**Exercise details**. Reproduce the data lines word for word, beginning at the line that contains "- paragraph-line: реализацией" and stopping after the line that contains "- list-item-line: реализации". Include both of those lines.

── Dataset extract

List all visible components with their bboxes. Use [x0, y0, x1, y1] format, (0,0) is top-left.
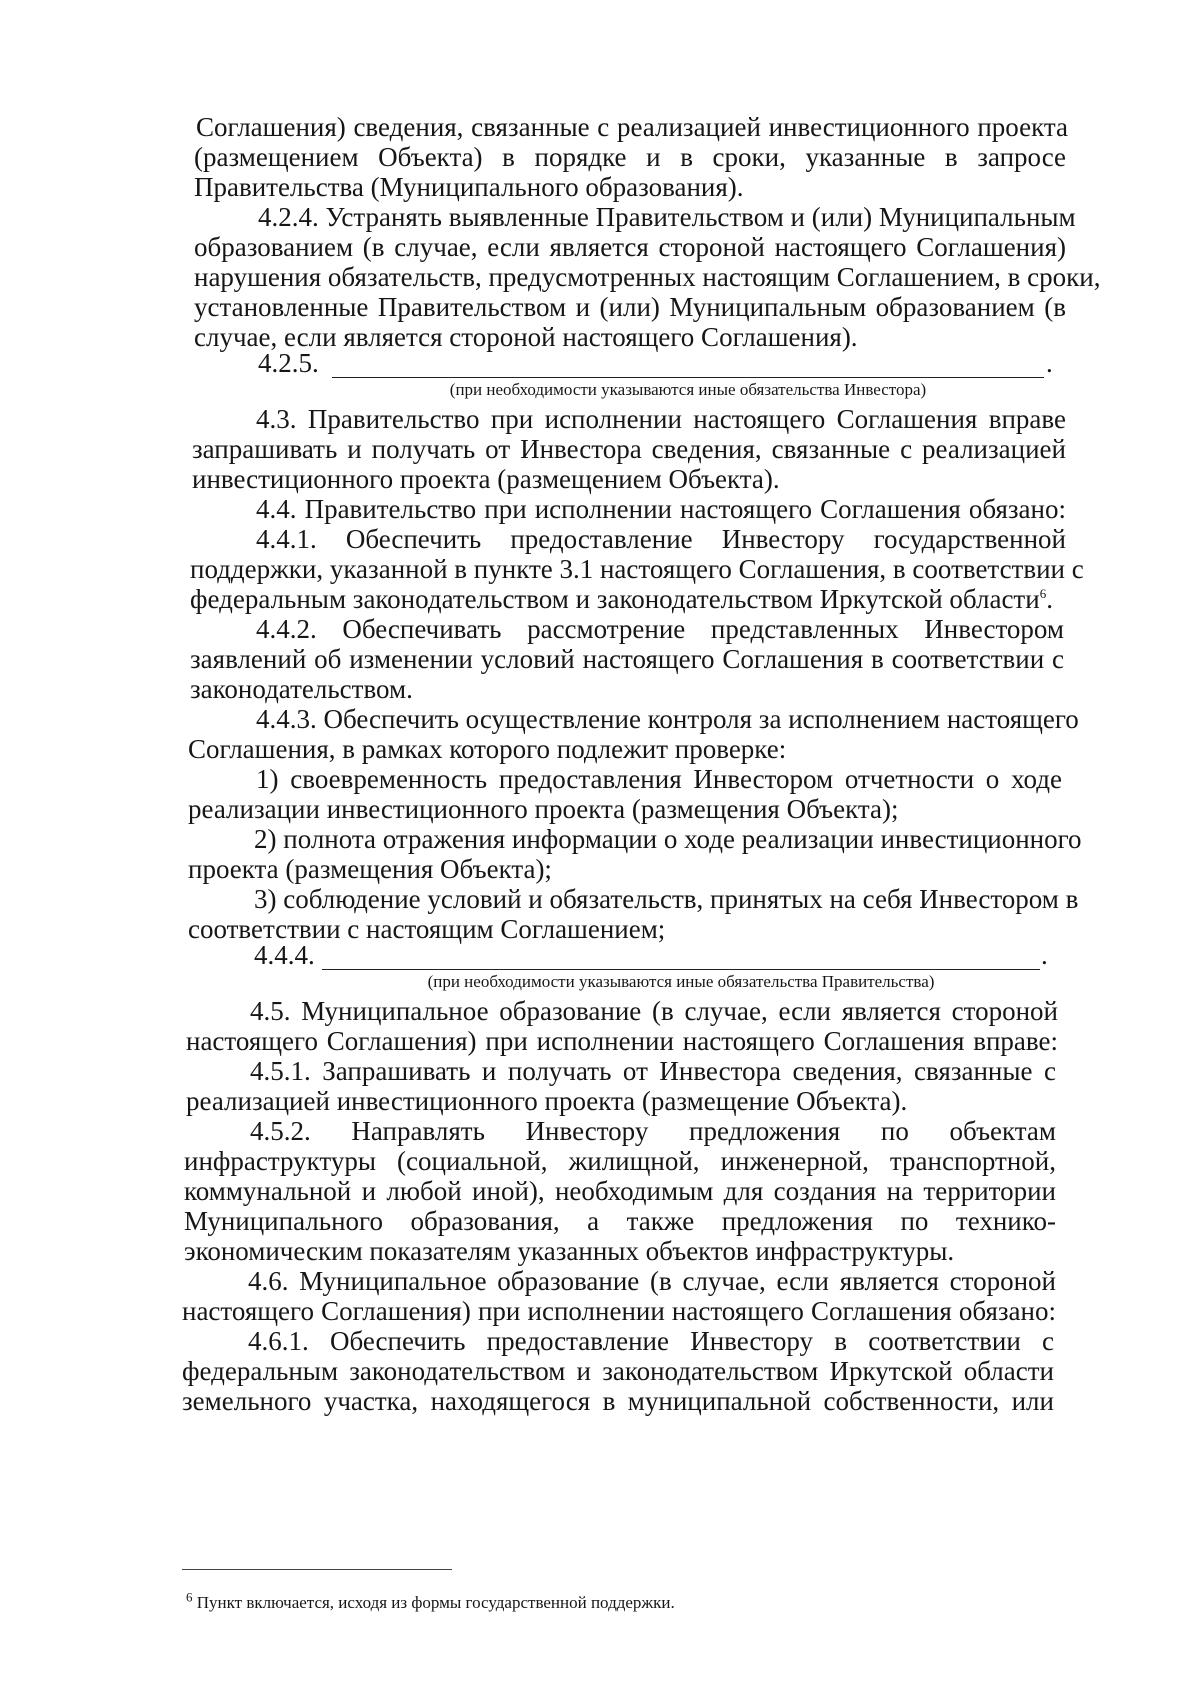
- paragraph-line: реализацией инвестиционного проекта (размещение Объекта).: [186, 1086, 908, 1116]
- paragraph-line: заявлений об изменении условий настоящего Соглашения в соответствии с: [190, 644, 1064, 674]
- paragraph-line: инфраструктуры (социальной, жилищной, инженерной, транспортной,: [184, 1146, 1056, 1176]
- footnote-text: Пункт включается, исходя из формы государственной поддержки.: [196, 1593, 675, 1612]
- footnote-reference: 6: [1039, 586, 1047, 601]
- paragraph-line: 4.6. Муниципальное образование (в случае, если является стороной: [248, 1266, 1056, 1296]
- blank-caption: (при необходимости указываются иные обязательства Правительства): [427, 972, 935, 991]
- paragraph-line: запрашивать и получать от Инвестора сведения, связанные с реализацией: [192, 434, 1066, 464]
- paragraph-line: земельного участка, находящегося в муниципальной собственности, или: [182, 1386, 1054, 1416]
- paragraph-line: коммунальной и любой иной), необходимым для создания на территории: [184, 1176, 1056, 1206]
- paragraph-line: 4.5.2. Направлять Инвестору предложения по объектам: [250, 1116, 1056, 1146]
- blank-line: [322, 969, 1040, 970]
- paragraph-line: Правительства (Муниципального образования).: [194, 172, 744, 202]
- list-item-line: 2) полнота отражения информации о ходе реализации инвестиционного: [254, 824, 1082, 854]
- list-item-line: реализации инвестиционного проекта (размещения Объекта);: [188, 794, 899, 824]
- paragraph-line: 4.4. Правительство при исполнении настоящего Соглашения обязано:: [256, 494, 1066, 524]
- clause-number: 4.2.5.: [258, 348, 319, 378]
- paragraph-line: настоящего Соглашения) при исполнении настоящего Соглашения обязано:: [182, 1296, 1056, 1326]
- paragraph-line: (размещением Объекта) в порядке и в сроки, указанные в запросе: [194, 142, 1066, 172]
- footnote-separator: [182, 1569, 452, 1570]
- paragraph-line: 4.3. Правительство при исполнении настоящего Соглашения вправе: [256, 404, 1066, 434]
- blank-caption: (при необходимости указываются иные обязательства Инвестора): [449, 380, 927, 399]
- footnote-marker: 6: [186, 1589, 193, 1605]
- paragraph-line: установленные Правительством и (или) Муниципальным образованием (в: [194, 292, 1066, 322]
- paragraph-line: законодательством.: [190, 674, 413, 704]
- list-item-line: 3) соблюдение условий и обязательств, принятых на себя Инвестором в: [254, 884, 1079, 914]
- paragraph-line: 4.2.4. Устранять выявленные Правительством и (или) Муниципальным: [258, 202, 1076, 232]
- paragraph-line: 4.4.3. Обеспечить осуществление контроля за исполнением настоящего: [256, 704, 1079, 734]
- paragraph-line: образованием (в случае, если является стороной настоящего Соглашения): [194, 232, 1066, 262]
- paragraph-line: 4.4.1. Обеспечить предоставление Инвестору государственной: [256, 524, 1066, 554]
- footnote: [186, 1589, 675, 1613]
- paragraph-line: 4.4.2. Обеспечивать рассмотрение представленных Инвестором: [256, 614, 1064, 644]
- blank-line: [332, 377, 1044, 378]
- paragraph-line: нарушения обязательств, предусмотренных настоящим Соглашением, в сроки,: [194, 262, 1101, 292]
- paragraph-line: инвестиционного проекта (размещением Объекта).: [192, 464, 780, 494]
- blank-end-dot: .: [1041, 940, 1048, 970]
- paragraph-line: 4.5. Муниципальное образование (в случае, если является стороной: [250, 996, 1058, 1026]
- list-item-line: 1) своевременность предоставления Инвестором отчетности о ходе: [256, 764, 1062, 794]
- paragraph-line: поддержки, указанной в пункте 3.1 настоящего Соглашения, в соответствии с: [190, 554, 1084, 584]
- paragraph-line: федеральным законодательством и законодательством Иркутской области$^6$.: [190, 584, 1053, 614]
- list-item-line: соответствии с настоящим Соглашением;: [188, 914, 666, 944]
- clause-number: 4.4.4.: [254, 940, 315, 970]
- paragraph-line: 4.5.1. Запрашивать и получать от Инвестора сведения, связанные с: [250, 1056, 1056, 1086]
- paragraph-line: Соглашения, в рамках которого подлежит проверке:: [188, 734, 787, 764]
- paragraph-line: 4.6.1. Обеспечить предоставление Инвестору в соответствии с: [248, 1326, 1054, 1356]
- list-item-line: проекта (размещения Объекта);: [188, 854, 552, 884]
- paragraph-line: случае, если является стороной настоящего Соглашения).: [194, 322, 858, 352]
- paragraph-line: экономическим показателям указанных объектов инфраструктуры.: [184, 1236, 955, 1266]
- blank-end-dot: .: [1046, 348, 1053, 378]
- paragraph-line: Муниципального образования, а также предложения по технико-: [184, 1206, 1056, 1236]
- paragraph-line: федеральным законодательством и законодательством Иркутской области: [182, 1356, 1054, 1386]
- paragraph-line: Соглашения) сведения, связанные с реализацией инвестиционного проекта: [196, 112, 1068, 142]
- paragraph-line: настоящего Соглашения) при исполнении настоящего Соглашения вправе:: [186, 1026, 1058, 1056]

────

**The reply**.
- paragraph-line: реализацией инвестиционного проекта (размещение Объекта).: [186, 1086, 908, 1116]
- paragraph-line: заявлений об изменении условий настоящего Соглашения в соответствии с: [190, 644, 1064, 674]
- paragraph-line: инфраструктуры (социальной, жилищной, инженерной, транспортной,: [184, 1146, 1056, 1176]
- footnote-text: Пункт включается, исходя из формы государственной поддержки.: [196, 1593, 675, 1612]
- footnote-reference: 6: [1039, 586, 1047, 601]
- paragraph-line: 4.6. Муниципальное образование (в случае, если является стороной: [248, 1266, 1056, 1296]
- blank-caption: (при необходимости указываются иные обязательства Правительства): [427, 972, 935, 991]
- paragraph-line: запрашивать и получать от Инвестора сведения, связанные с реализацией: [192, 434, 1066, 464]
- paragraph-line: земельного участка, находящегося в муниципальной собственности, или: [182, 1386, 1054, 1416]
- paragraph-line: коммунальной и любой иной), необходимым для создания на территории: [184, 1176, 1056, 1206]
- paragraph-line: 4.5.2. Направлять Инвестору предложения по объектам: [250, 1116, 1056, 1146]
- blank-line: [322, 969, 1040, 970]
- paragraph-line: Правительства (Муниципального образования).: [194, 172, 744, 202]
- list-item-line: 2) полнота отражения информации о ходе реализации инвестиционного: [254, 824, 1082, 854]
- list-item-line: реализации инвестиционного проекта (размещения Объекта);: [188, 794, 899, 824]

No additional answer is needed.